* **Requirements**
Retype the text of the records below line for line, with no changes, and omit the pictures.

----- Available records -----

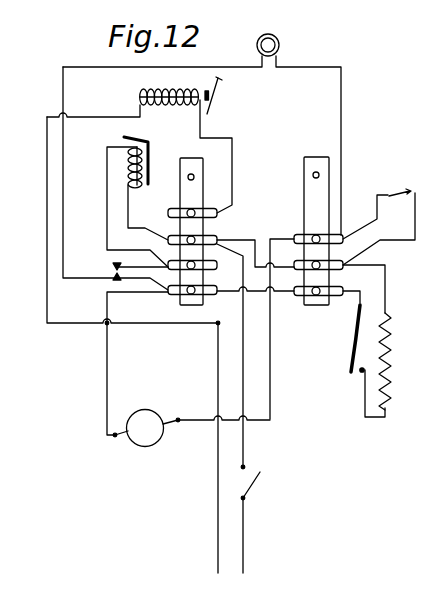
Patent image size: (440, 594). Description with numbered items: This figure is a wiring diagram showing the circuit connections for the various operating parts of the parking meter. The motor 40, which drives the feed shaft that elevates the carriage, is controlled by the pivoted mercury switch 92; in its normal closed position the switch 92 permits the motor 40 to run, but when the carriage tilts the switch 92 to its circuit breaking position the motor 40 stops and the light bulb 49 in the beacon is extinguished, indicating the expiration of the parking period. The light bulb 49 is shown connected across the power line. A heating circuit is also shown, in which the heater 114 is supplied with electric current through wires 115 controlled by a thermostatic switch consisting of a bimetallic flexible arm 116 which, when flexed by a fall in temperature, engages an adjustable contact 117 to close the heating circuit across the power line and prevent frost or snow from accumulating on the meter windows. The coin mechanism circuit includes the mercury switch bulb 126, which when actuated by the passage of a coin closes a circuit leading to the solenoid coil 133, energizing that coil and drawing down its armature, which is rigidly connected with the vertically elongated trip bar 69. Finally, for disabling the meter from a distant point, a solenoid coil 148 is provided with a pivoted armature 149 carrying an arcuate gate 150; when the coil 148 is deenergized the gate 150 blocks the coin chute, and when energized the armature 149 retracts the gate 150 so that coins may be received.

The light bulb 49 is at (279, 44).
The solenoid coil 148 is at (159, 90).
The pivoted armature 149 is at (219, 91).
The arcuate gate 150 is at (222, 80).
The trip bar 69 is at (152, 156).
The solenoid coil 133 is at (128, 165).
The switch bulb 126 is at (113, 269).
The pivoted mercury switch 92 is at (389, 193).
The wires 115 is at (388, 290).
The heater 114 is at (393, 342).
The bimetallic flexible arm 116 is at (355, 337).
The adjustable contact 117 is at (353, 381).
The motor 40 is at (145, 447).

-----

* **Exercise result**
Patent image size: (440, 594). Description with numbered items: This figure is a wiring diagram showing the circuit connections for the various operating parts of the parking meter. The motor 40, which drives the feed shaft that elevates the carriage, is controlled by the pivoted mercury switch 92; in its normal closed position the switch 92 permits the motor 40 to run, but when the carriage tilts the switch 92 to its circuit breaking position the motor 40 stops and the light bulb 49 in the beacon is extinguished, indicating the expiration of the parking period. The light bulb 49 is shown connected across the power line. A heating circuit is also shown, in which the heater 114 is supplied with electric current through wires 115 controlled by a thermostatic switch consisting of a bimetallic flexible arm 116 which, when flexed by a fall in temperature, engages an adjustable contact 117 to close the heating circuit across the power line and prevent frost or snow from accumulating on the meter windows. The coin mechanism circuit includes the mercury switch bulb 126, which when actuated by the passage of a coin closes a circuit leading to the solenoid coil 133, energizing that coil and drawing down its armature, which is rigidly connected with the vertically elongated trip bar 69. Finally, for disabling the meter from a distant point, a solenoid coil 148 is provided with a pivoted armature 149 carrying an arcuate gate 150; when the coil 148 is deenergized the gate 150 blocks the coin chute, and when energized the armature 149 retracts the gate 150 so that coins may be received.

The light bulb 49 is at (279, 44).
The solenoid coil 148 is at (159, 90).
The pivoted armature 149 is at (219, 91).
The arcuate gate 150 is at (222, 80).
The trip bar 69 is at (152, 156).
The solenoid coil 133 is at (128, 165).
The switch bulb 126 is at (113, 269).
The pivoted mercury switch 92 is at (389, 193).
The wires 115 is at (388, 290).
The heater 114 is at (393, 342).
The bimetallic flexible arm 116 is at (355, 337).
The adjustable contact 117 is at (353, 381).
The motor 40 is at (145, 447).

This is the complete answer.